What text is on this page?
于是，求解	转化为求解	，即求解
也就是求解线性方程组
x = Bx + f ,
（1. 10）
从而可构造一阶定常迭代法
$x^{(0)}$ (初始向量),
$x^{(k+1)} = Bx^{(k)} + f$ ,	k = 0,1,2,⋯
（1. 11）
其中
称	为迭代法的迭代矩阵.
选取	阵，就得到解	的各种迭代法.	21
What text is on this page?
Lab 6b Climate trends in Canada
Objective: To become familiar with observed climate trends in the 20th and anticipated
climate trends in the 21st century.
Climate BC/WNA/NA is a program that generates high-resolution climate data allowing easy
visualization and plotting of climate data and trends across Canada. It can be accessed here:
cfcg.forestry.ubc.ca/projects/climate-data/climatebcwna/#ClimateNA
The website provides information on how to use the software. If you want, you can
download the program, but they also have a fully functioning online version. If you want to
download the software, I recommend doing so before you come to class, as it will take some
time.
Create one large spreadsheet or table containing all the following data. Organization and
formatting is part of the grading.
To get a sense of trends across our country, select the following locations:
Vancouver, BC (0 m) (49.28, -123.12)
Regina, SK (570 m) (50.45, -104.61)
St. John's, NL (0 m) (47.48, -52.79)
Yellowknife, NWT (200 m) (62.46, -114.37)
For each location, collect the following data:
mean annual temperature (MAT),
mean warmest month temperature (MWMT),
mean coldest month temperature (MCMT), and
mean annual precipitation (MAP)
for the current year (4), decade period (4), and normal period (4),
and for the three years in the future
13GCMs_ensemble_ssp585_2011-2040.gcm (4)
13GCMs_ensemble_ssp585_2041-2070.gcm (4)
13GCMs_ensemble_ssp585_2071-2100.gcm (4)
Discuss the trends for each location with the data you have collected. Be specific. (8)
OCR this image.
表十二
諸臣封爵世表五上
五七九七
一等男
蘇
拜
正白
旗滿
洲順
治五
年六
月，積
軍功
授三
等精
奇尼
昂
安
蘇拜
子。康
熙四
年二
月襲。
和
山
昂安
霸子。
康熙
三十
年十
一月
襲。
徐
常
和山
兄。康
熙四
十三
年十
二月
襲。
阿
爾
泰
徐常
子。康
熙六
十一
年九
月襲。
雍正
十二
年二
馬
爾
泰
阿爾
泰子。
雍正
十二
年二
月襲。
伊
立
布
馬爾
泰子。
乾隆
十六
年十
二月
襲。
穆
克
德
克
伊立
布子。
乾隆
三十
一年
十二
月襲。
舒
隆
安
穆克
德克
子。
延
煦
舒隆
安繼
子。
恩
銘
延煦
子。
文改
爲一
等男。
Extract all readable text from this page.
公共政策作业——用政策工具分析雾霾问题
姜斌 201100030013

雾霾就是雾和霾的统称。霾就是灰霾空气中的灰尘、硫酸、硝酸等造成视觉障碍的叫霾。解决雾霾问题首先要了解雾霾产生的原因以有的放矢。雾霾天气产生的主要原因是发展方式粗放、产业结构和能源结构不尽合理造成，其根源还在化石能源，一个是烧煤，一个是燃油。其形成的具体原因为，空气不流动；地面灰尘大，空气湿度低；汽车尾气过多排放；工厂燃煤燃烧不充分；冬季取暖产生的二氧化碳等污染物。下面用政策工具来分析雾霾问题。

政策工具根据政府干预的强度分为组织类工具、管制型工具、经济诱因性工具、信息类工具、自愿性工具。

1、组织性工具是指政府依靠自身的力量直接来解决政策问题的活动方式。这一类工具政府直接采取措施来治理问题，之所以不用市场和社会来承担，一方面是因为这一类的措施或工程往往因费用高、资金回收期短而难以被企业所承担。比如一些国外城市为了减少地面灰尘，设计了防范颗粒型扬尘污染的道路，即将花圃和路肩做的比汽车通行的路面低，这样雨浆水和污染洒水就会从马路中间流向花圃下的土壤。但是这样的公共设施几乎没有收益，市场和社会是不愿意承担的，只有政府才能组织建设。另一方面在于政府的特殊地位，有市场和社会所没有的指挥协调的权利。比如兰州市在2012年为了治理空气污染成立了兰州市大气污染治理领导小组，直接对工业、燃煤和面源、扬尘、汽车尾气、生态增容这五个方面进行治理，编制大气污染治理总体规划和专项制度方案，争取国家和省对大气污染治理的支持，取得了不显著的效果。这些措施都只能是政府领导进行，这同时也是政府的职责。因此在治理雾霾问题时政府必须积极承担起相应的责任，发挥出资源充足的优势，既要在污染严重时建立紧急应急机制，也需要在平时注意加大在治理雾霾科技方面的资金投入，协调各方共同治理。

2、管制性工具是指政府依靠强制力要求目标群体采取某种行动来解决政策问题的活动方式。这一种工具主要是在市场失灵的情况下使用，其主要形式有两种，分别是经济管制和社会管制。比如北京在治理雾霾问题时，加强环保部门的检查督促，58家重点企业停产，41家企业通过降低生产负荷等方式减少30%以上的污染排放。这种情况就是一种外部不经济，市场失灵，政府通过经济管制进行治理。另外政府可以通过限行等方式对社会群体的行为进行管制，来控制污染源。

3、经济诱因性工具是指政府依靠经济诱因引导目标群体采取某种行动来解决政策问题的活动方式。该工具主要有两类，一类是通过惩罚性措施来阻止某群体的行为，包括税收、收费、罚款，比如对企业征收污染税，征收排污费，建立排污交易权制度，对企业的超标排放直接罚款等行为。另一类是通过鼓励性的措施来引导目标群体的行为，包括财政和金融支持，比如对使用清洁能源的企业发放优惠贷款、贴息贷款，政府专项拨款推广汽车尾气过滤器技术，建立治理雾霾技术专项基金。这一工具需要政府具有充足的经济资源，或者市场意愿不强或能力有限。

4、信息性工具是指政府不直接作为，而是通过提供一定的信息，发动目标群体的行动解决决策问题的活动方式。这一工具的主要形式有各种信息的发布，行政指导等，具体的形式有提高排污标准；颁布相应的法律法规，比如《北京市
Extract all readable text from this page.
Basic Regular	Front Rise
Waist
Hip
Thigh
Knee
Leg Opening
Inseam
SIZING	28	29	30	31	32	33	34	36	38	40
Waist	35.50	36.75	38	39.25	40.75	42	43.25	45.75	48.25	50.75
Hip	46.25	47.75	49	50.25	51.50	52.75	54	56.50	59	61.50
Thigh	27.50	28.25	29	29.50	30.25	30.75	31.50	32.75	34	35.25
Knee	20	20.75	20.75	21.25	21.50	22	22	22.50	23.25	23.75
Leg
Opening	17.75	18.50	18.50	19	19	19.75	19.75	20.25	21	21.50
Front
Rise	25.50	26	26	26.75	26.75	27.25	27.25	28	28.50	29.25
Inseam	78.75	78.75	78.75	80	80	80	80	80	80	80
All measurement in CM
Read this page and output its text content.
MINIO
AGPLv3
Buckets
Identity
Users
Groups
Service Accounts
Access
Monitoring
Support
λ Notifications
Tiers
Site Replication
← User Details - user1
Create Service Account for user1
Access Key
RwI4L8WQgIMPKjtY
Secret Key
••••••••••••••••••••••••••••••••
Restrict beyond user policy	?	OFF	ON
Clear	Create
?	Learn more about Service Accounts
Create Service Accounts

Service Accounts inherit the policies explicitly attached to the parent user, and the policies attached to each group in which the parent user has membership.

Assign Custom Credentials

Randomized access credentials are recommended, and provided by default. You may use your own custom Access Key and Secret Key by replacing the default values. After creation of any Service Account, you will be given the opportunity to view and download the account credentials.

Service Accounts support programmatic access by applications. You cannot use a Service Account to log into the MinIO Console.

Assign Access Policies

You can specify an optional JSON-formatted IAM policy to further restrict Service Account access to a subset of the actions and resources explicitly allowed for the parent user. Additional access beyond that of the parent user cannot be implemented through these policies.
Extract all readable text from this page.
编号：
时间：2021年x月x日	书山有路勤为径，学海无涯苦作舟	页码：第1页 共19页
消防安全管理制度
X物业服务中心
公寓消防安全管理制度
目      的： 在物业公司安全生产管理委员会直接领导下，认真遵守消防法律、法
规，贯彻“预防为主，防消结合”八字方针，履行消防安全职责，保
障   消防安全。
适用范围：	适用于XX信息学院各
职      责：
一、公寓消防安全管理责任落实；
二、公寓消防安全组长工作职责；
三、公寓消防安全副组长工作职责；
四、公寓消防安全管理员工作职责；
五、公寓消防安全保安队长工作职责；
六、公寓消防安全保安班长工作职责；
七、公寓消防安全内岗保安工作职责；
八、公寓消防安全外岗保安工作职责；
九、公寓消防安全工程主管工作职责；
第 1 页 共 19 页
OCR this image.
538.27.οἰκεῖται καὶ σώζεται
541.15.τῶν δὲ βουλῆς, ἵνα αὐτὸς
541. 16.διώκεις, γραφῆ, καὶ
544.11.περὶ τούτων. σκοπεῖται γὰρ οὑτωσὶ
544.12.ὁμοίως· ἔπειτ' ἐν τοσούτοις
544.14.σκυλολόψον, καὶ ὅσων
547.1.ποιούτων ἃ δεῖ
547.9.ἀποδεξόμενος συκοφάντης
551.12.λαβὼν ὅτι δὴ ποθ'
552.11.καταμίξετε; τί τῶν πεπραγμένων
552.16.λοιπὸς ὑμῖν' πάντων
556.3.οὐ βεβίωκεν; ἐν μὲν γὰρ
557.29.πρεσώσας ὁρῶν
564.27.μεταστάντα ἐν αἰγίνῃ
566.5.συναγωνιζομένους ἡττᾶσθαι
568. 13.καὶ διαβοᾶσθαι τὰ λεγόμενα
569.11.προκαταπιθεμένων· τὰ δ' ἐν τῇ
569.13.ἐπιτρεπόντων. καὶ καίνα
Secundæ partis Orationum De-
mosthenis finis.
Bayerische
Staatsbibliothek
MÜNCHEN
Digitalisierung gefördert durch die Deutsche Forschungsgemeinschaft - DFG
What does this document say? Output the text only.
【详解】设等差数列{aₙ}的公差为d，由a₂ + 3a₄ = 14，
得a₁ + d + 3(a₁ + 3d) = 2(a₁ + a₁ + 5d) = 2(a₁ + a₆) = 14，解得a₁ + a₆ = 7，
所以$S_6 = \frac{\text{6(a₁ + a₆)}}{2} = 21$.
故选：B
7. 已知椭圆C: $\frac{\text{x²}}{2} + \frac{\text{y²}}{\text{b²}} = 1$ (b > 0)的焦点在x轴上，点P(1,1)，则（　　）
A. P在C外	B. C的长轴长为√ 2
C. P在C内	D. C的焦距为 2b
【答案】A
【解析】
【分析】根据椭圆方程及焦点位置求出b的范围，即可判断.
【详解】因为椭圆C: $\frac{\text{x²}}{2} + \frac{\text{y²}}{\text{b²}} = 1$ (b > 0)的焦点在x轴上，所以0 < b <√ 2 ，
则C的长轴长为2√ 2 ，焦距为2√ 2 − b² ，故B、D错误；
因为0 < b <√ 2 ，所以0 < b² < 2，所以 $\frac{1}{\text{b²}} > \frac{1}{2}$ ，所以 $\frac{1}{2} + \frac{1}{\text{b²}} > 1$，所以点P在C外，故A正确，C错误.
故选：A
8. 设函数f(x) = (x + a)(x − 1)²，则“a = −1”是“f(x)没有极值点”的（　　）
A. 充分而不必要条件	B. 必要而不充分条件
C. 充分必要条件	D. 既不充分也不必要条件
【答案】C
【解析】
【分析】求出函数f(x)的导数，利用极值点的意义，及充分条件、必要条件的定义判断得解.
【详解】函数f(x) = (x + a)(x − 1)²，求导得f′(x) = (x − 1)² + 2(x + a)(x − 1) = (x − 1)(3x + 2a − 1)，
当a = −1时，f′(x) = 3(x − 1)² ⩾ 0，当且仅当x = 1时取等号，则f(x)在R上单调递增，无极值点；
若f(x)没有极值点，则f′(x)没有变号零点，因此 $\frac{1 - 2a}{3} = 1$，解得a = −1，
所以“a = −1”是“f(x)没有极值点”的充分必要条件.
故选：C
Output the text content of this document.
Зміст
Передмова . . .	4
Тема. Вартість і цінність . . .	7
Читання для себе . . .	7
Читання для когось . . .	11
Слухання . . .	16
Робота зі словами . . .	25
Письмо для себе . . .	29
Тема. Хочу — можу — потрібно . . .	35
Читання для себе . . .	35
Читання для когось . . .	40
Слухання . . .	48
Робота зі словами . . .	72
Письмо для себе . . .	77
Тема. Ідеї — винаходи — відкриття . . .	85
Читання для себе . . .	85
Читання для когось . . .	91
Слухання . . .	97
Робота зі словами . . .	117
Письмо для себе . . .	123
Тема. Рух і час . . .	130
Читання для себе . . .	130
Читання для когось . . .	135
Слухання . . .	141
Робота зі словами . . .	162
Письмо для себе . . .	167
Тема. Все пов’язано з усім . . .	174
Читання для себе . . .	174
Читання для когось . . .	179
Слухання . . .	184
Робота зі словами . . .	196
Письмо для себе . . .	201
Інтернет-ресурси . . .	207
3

□ □ □ □ □

Find the string "когось" in the records, then copy each line where it occurs.

Читання для когось . . .	11
Читання для когось . . .	40
Читання для когось . . .	91
Читання для когось . . .	135
Читання для когось . . .	179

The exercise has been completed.